▶ _Prompt_
Repeat every line of the material, character for character.

▶ _Records provided_
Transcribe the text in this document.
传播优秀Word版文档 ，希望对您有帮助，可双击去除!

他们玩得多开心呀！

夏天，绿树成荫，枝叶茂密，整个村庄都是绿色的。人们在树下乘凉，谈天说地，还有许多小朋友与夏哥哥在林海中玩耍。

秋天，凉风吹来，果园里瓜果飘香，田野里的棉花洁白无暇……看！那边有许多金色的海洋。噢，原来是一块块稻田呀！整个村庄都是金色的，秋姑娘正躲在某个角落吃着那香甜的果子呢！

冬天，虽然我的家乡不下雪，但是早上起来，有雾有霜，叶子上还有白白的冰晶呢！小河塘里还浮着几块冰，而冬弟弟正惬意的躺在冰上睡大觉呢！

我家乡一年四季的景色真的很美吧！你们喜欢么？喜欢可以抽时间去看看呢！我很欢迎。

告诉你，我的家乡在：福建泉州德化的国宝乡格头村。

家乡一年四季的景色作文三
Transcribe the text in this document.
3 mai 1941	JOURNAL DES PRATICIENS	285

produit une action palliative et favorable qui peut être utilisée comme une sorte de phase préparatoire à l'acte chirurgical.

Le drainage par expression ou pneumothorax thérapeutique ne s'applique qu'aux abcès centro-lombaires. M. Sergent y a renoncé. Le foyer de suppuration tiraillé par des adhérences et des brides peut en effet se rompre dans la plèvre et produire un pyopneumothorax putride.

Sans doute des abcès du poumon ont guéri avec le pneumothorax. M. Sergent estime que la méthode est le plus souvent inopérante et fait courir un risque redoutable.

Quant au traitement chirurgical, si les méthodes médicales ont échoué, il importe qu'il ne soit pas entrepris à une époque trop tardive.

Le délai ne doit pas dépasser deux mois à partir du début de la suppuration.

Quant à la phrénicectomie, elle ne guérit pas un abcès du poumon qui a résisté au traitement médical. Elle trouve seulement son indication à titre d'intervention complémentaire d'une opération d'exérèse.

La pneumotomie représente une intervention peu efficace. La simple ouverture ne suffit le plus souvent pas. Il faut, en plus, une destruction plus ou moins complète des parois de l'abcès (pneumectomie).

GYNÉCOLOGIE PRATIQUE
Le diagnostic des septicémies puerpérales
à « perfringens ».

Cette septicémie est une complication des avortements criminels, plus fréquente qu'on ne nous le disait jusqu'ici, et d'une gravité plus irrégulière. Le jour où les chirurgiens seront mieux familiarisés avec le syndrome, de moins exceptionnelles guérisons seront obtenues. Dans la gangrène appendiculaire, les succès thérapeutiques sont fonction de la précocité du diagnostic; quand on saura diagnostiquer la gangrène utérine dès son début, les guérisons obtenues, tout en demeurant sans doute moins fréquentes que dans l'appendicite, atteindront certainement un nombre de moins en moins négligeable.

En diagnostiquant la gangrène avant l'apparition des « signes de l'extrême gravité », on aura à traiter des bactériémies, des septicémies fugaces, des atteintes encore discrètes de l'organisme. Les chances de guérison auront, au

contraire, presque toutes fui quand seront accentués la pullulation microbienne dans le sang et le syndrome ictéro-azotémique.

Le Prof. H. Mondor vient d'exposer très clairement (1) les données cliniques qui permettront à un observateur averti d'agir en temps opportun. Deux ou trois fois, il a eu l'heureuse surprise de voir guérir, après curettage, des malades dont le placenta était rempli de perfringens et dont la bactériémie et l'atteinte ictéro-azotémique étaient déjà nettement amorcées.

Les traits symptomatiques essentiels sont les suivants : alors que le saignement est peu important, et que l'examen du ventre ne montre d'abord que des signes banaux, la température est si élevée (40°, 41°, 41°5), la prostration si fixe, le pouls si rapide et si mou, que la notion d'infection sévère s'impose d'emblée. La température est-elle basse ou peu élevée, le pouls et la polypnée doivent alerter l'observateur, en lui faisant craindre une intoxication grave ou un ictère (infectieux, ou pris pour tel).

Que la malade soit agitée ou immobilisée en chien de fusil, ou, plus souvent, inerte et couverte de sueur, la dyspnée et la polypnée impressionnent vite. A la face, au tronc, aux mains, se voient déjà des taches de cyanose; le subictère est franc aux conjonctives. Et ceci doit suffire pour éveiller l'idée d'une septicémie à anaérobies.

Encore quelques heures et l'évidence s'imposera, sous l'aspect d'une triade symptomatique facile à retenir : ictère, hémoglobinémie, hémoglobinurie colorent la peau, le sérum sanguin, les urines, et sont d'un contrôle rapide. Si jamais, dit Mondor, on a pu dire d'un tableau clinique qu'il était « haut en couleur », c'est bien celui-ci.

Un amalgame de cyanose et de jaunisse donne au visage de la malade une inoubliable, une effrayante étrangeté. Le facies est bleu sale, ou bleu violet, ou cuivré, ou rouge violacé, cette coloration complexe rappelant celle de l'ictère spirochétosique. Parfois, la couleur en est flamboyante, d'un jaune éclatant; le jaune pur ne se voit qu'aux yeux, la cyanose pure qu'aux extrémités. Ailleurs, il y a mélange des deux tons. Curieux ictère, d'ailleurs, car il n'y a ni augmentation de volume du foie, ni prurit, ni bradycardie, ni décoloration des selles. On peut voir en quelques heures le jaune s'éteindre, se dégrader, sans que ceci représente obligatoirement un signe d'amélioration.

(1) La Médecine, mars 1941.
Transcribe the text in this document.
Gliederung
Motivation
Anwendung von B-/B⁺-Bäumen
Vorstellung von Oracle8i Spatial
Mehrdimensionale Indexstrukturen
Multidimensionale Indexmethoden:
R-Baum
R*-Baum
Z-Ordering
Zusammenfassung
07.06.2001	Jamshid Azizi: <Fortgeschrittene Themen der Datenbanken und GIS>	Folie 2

▶ _Solution to this task_
Transcribe the text in this document.
传播优秀Word版文档 ，希望对您有帮助，可双击去除!

他们玩得多开心呀！

夏天，绿树成荫，枝叶茂密，整个村庄都是绿色的。人们在树下乘凉，谈天说地，还有许多小朋友与夏哥哥在林海中玩耍。

秋天，凉风吹来，果园里瓜果飘香，田野里的棉花洁白无暇……看！那边有许多金色的海洋。噢，原来是一块块稻田呀！整个村庄都是金色的，秋姑娘正躲在某个角落吃着那香甜的果子呢！

冬天，虽然我的家乡不下雪，但是早上起来，有雾有霜，叶子上还有白白的冰晶呢！小河塘里还浮着几块冰，而冬弟弟正惬意的躺在冰上睡大觉呢！

我家乡一年四季的景色真的很美吧！你们喜欢么？喜欢可以抽时间去看看呢！我很欢迎。

告诉你，我的家乡在：福建泉州德化的国宝乡格头村。

家乡一年四季的景色作文三
Transcribe the text in this document.
3 mai 1941	JOURNAL DES PRATICIENS	285

produit une action palliative et favorable qui peut être utilisée comme une sorte de phase préparatoire à l'acte chirurgical.

Le drainage par expression ou pneumothorax thérapeutique ne s'applique qu'aux abcès centro-lombaires. M. Sergent y a renoncé. Le foyer de suppuration tiraillé par des adhérences et des brides peut en effet se rompre dans la plèvre et produire un pyopneumothorax putride.

Sans doute des abcès du poumon ont guéri avec le pneumothorax. M. Sergent estime que la méthode est le plus souvent inopérante et fait courir un risque redoutable.

Quant au traitement chirurgical, si les méthodes médicales ont échoué, il importe qu'il ne soit pas entrepris à une époque trop tardive.

Le délai ne doit pas dépasser deux mois à partir du début de la suppuration.

Quant à la phrénicectomie, elle ne guérit pas un abcès du poumon qui a résisté au traitement médical. Elle trouve seulement son indication à titre d'intervention complémentaire d'une opération d'exérèse.

La pneumotomie représente une intervention peu efficace. La simple ouverture ne suffit le plus souvent pas. Il faut, en plus, une destruction plus ou moins complète des parois de l'abcès (pneumectomie).

GYNÉCOLOGIE PRATIQUE
Le diagnostic des septicémies puerpérales
à « perfringens ».

Cette septicémie est une complication des avortements criminels, plus fréquente qu'on ne nous le disait jusqu'ici, et d'une gravité plus irrégulière. Le jour où les chirurgiens seront mieux familiarisés avec le syndrome, de moins exceptionnelles guérisons seront obtenues. Dans la gangrène appendiculaire, les succès thérapeutiques sont fonction de la précocité du diagnostic; quand on saura diagnostiquer la gangrène utérine dès son début, les guérisons obtenues, tout en demeurant sans doute moins fréquentes que dans l'appendicite, atteindront certainement un nombre de moins en moins négligeable.

En diagnostiquant la gangrène avant l'apparition des « signes de l'extrême gravité », on aura à traiter des bactériémies, des septicémies fugaces, des atteintes encore discrètes de l'organisme. Les chances de guérison auront, au

contraire, presque toutes fui quand seront accentués la pullulation microbienne dans le sang et le syndrome ictéro-azotémique.

Le Prof. H. Mondor vient d'exposer très clairement (1) les données cliniques qui permettront à un observateur averti d'agir en temps opportun. Deux ou trois fois, il a eu l'heureuse surprise de voir guérir, après curettage, des malades dont le placenta était rempli de perfringens et dont la bactériémie et l'atteinte ictéro-azotémique étaient déjà nettement amorcées.

Les traits symptomatiques essentiels sont les suivants : alors que le saignement est peu important, et que l'examen du ventre ne montre d'abord que des signes banaux, la température est si élevée (40°, 41°, 41°5), la prostration si fixe, le pouls si rapide et si mou, que la notion d'infection sévère s'impose d'emblée. La température est-elle basse ou peu élevée, le pouls et la polypnée doivent alerter l'observateur, en lui faisant craindre une intoxication grave ou un ictère (infectieux, ou pris pour tel).

Que la malade soit agitée ou immobilisée en chien de fusil, ou, plus souvent, inerte et couverte de sueur, la dyspnée et la polypnée impressionnent vite. A la face, au tronc, aux mains, se voient déjà des taches de cyanose; le subictère est franc aux conjonctives. Et ceci doit suffire pour éveiller l'idée d'une septicémie à anaérobies.

Encore quelques heures et l'évidence s'imposera, sous l'aspect d'une triade symptomatique facile à retenir : ictère, hémoglobinémie, hémoglobinurie colorent la peau, le sérum sanguin, les urines, et sont d'un contrôle rapide. Si jamais, dit Mondor, on a pu dire d'un tableau clinique qu'il était « haut en couleur », c'est bien celui-ci.

Un amalgame de cyanose et de jaunisse donne au visage de la malade une inoubliable, une effrayante étrangeté. Le facies est bleu sale, ou bleu violet, ou cuivré, ou rouge violacé, cette coloration complexe rappelant celle de l'ictère spirochétosique. Parfois, la couleur en est flamboyante, d'un jaune éclatant; le jaune pur ne se voit qu'aux yeux, la cyanose pure qu'aux extrémités. Ailleurs, il y a mélange des deux tons. Curieux ictère, d'ailleurs, car il n'y a ni augmentation de volume du foie, ni prurit, ni bradycardie, ni décoloration des selles. On peut voir en quelques heures le jaune s'éteindre, se dégrader, sans que ceci représente obligatoirement un signe d'amélioration.

(1) La Médecine, mars 1941.
Transcribe the text in this document.
Gliederung
Motivation
Anwendung von B-/B⁺-Bäumen
Vorstellung von Oracle8i Spatial
Mehrdimensionale Indexstrukturen
Multidimensionale Indexmethoden:
R-Baum
R*-Baum
Z-Ordering
Zusammenfassung
07.06.2001	Jamshid Azizi: <Fortgeschrittene Themen der Datenbanken und GIS>	Folie 2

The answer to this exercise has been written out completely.